Stored dataset items
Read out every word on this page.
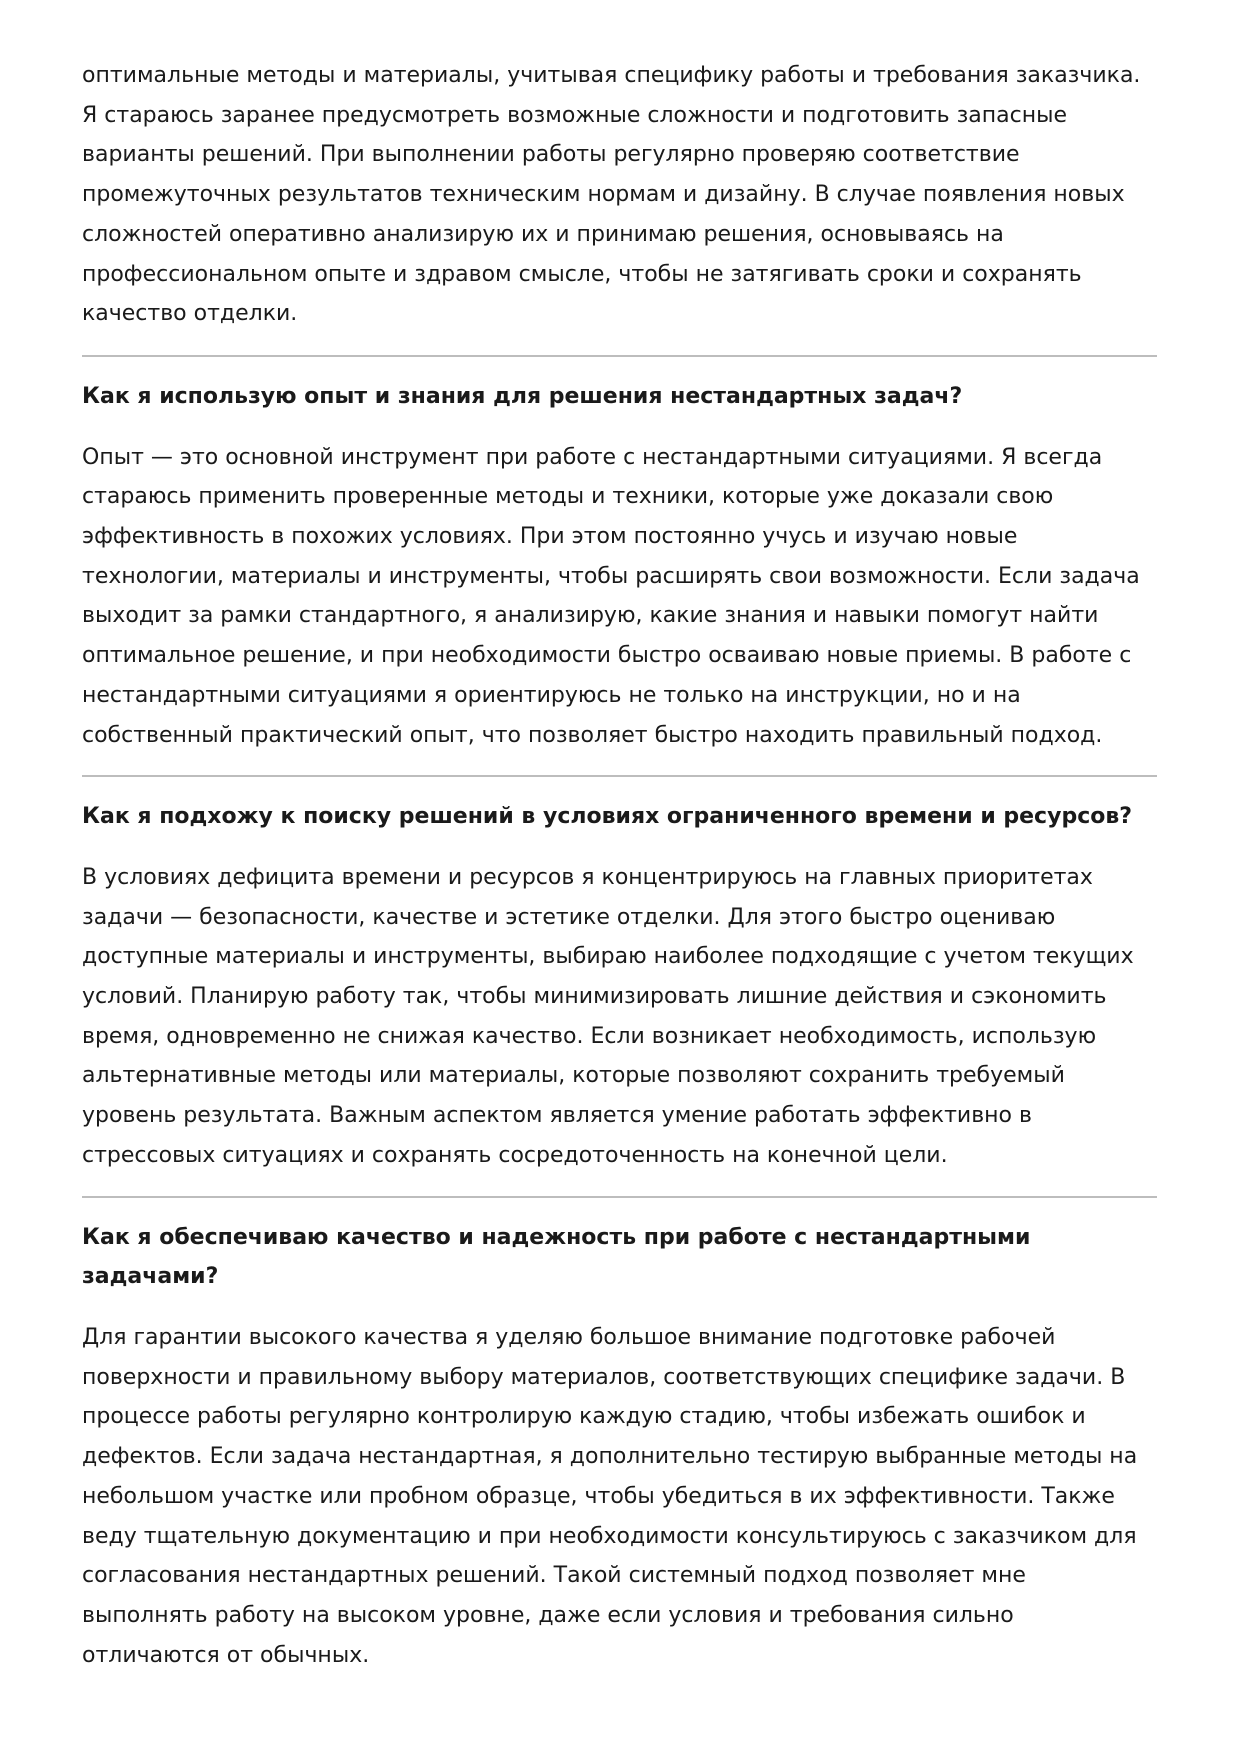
оптимальные методы и материалы, учитывая специфику работы и требования заказчика. Я стараюсь заранее предусмотреть возможные сложности и подготовить запасные варианты решений. При выполнении работы регулярно проверяю соответствие промежуточных результатов техническим нормам и дизайну. В случае появления новых сложностей оперативно анализирую их и принимаю решения, основываясь на профессиональном опыте и здравом смысле, чтобы не затягивать сроки и сохранять качество отделки.

Как я использую опыт и знания для решения нестандартных задач?

Опыт — это основной инструмент при работе с нестандартными ситуациями. Я всегда стараюсь применить проверенные методы и техники, которые уже доказали свою эффективность в похожих условиях. При этом постоянно учусь и изучаю новые технологии, материалы и инструменты, чтобы расширять свои возможности. Если задача выходит за рамки стандартного, я анализирую, какие знания и навыки помогут найти оптимальное решение, и при необходимости быстро осваиваю новые приемы. В работе с нестандартными ситуациями я ориентируюсь не только на инструкции, но и на собственный практический опыт, что позволяет быстро находить правильный подход.

Как я подхожу к поиску решений в условиях ограниченного времени и ресурсов?

В условиях дефицита времени и ресурсов я концентрируюсь на главных приоритетах задачи — безопасности, качестве и эстетике отделки. Для этого быстро оцениваю доступные материалы и инструменты, выбираю наиболее подходящие с учетом текущих условий. Планирую работу так, чтобы минимизировать лишние действия и сэкономить время, одновременно не снижая качество. Если возникает необходимость, использую альтернативные методы или материалы, которые позволяют сохранить требуемый уровень результата. Важным аспектом является умение работать эффективно в стрессовых ситуациях и сохранять сосредоточенность на конечной цели.

Как я обеспечиваю качество и надежность при работе с нестандартными задачами?

Для гарантии высокого качества я уделяю большое внимание подготовке рабочей поверхности и правильному выбору материалов, соответствующих специфике задачи. В процессе работы регулярно контролирую каждую стадию, чтобы избежать ошибок и дефектов. Если задача нестандартная, я дополнительно тестирую выбранные методы на небольшом участке или пробном образце, чтобы убедиться в их эффективности. Также веду тщательную документацию и при необходимости консультируюсь с заказчиком для согласования нестандартных решений. Такой системный подход позволяет мне выполнять работу на высоком уровне, даже если условия и требования сильно отличаются от обычных.
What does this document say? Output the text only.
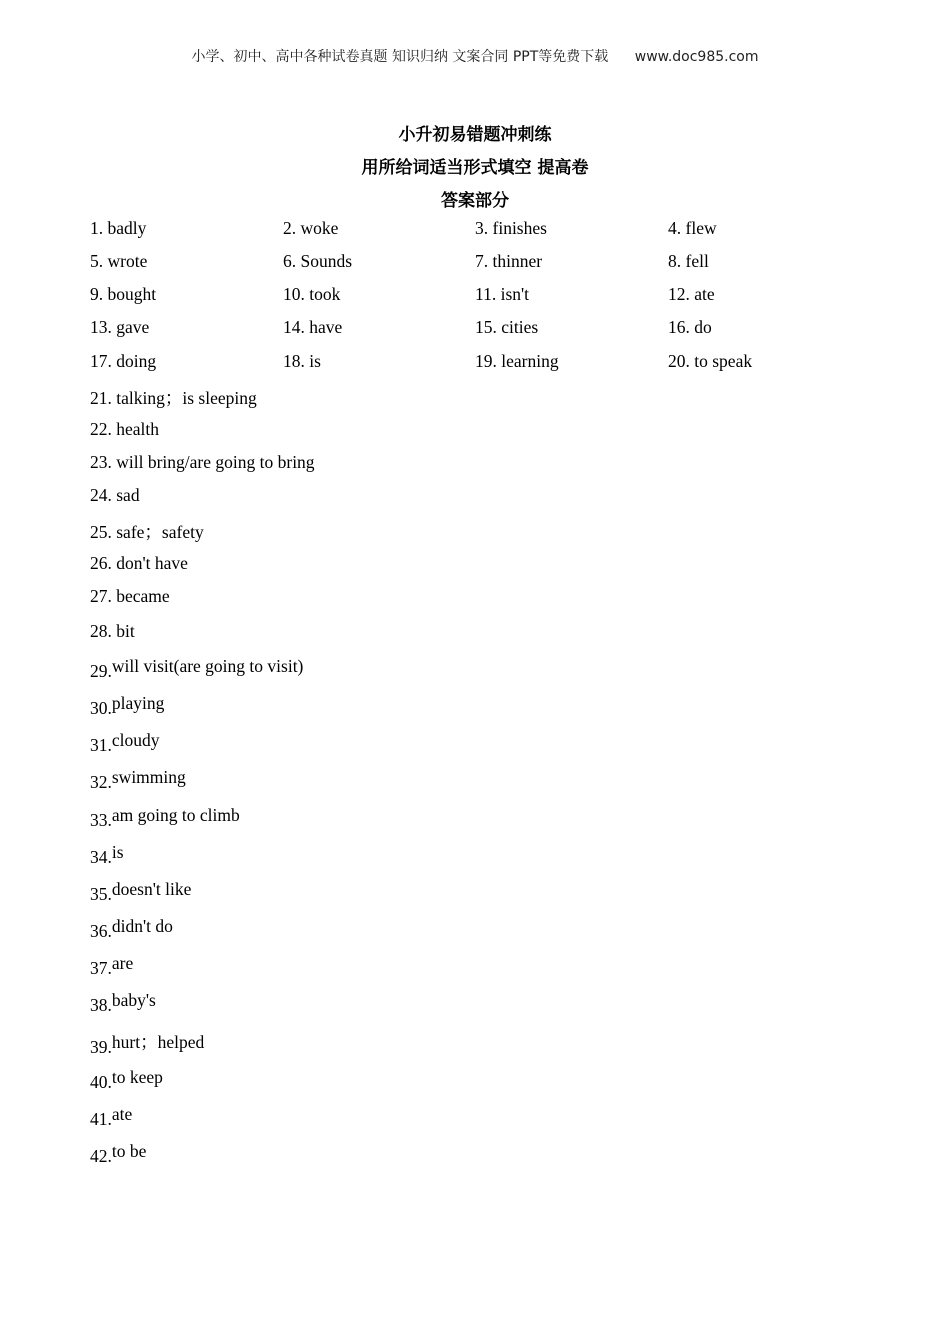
小学、初中、高中各种试卷真题 知识归纳 文案合同 PPT等免费下载 www.doc985.com
小升初易错题冲刺练
用所给词适当形式填空 提高卷
答案部分
1. badly	2. woke	3. finishes	4. flew
5. wrote	6. Sounds	7. thinner	8. fell
9. bought	10. took	11. isn't	12. ate
13. gave	14. have	15. cities	16. do
17. doing	18. is	19. learning	20. to speak
21. talking；is sleeping
22. health
23. will bring/are going to bring
24. sad
25. safe；safety
26. don't have
27. became
28. bit
29.will visit(are going to visit)
30.playing
31.cloudy
32.swimming
33.am going to climb
34.is
35.doesn't like
36.didn't do
37.are
38.baby's
39.hurt；helped
40.to keep
41.ate
42.to be
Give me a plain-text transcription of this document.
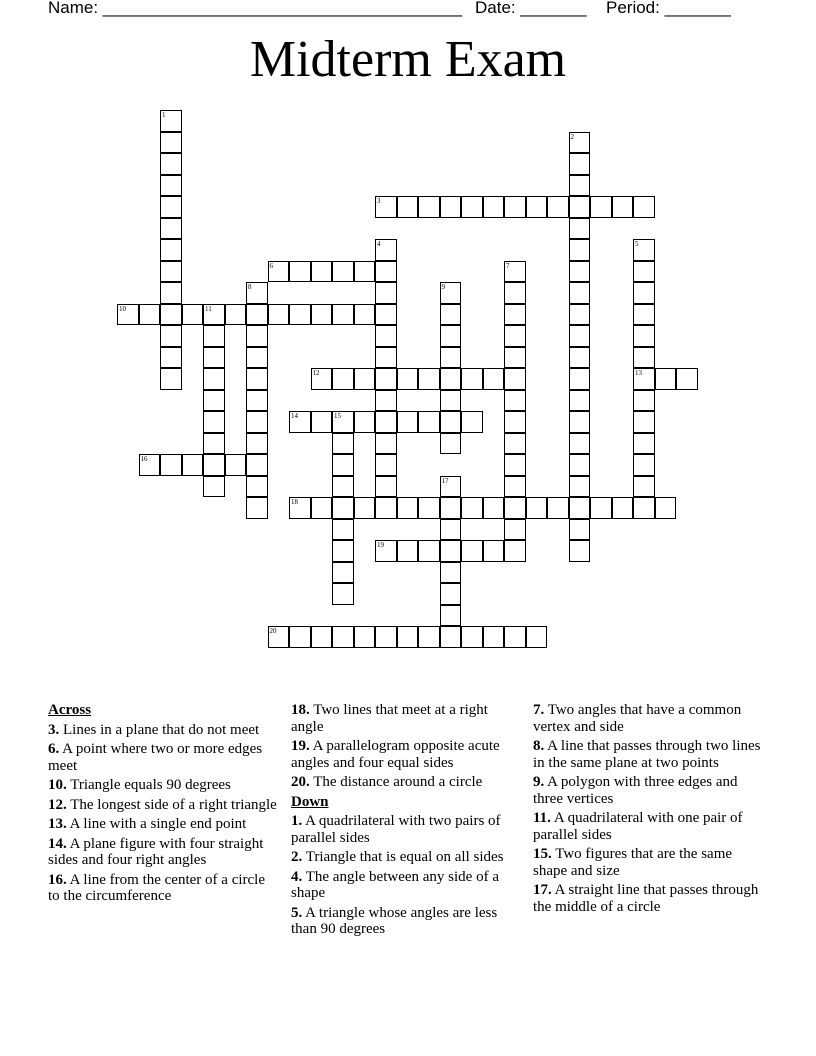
Name: ______________________________________ Date: _______ Period: _______
Midterm Exam
1
2
3
4	5
13
6	7
8	9
10	11
12
14	15
16
17
18
19
20
Across
3. Lines in a plane that do not meet
6. A point where two or more edges meet
10. Triangle equals 90 degrees
12. The longest side of a right triangle
13. A line with a single end point
14. A plane figure with four straight sides and four right angles
16. A line from the center of a circle to the circumference
18. Two lines that meet at a right angle
19. A parallelogram opposite acute angles and four equal sides
20. The distance around a circle
Down
1. A quadrilateral with two pairs of parallel sides
2. Triangle that is equal on all sides
4. The angle between any side of a shape
5. A triangle whose angles are less than 90 degrees
7. Two angles that have a common vertex and side
8. A line that passes through two lines in the same plane at two points
9. A polygon with three edges and three vertices
11. A quadrilateral with one pair of parallel sides
15. Two figures that are the same shape and size
17. A straight line that passes through the middle of a circle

● WHAT THE TASK REQUIRES: Go through the entries above and copy every line containing "four".

● RESPONSE TO THE EXERCISE:
14. A plane figure with four straight sides and four right angles
19. A parallelogram opposite acute angles and four equal sides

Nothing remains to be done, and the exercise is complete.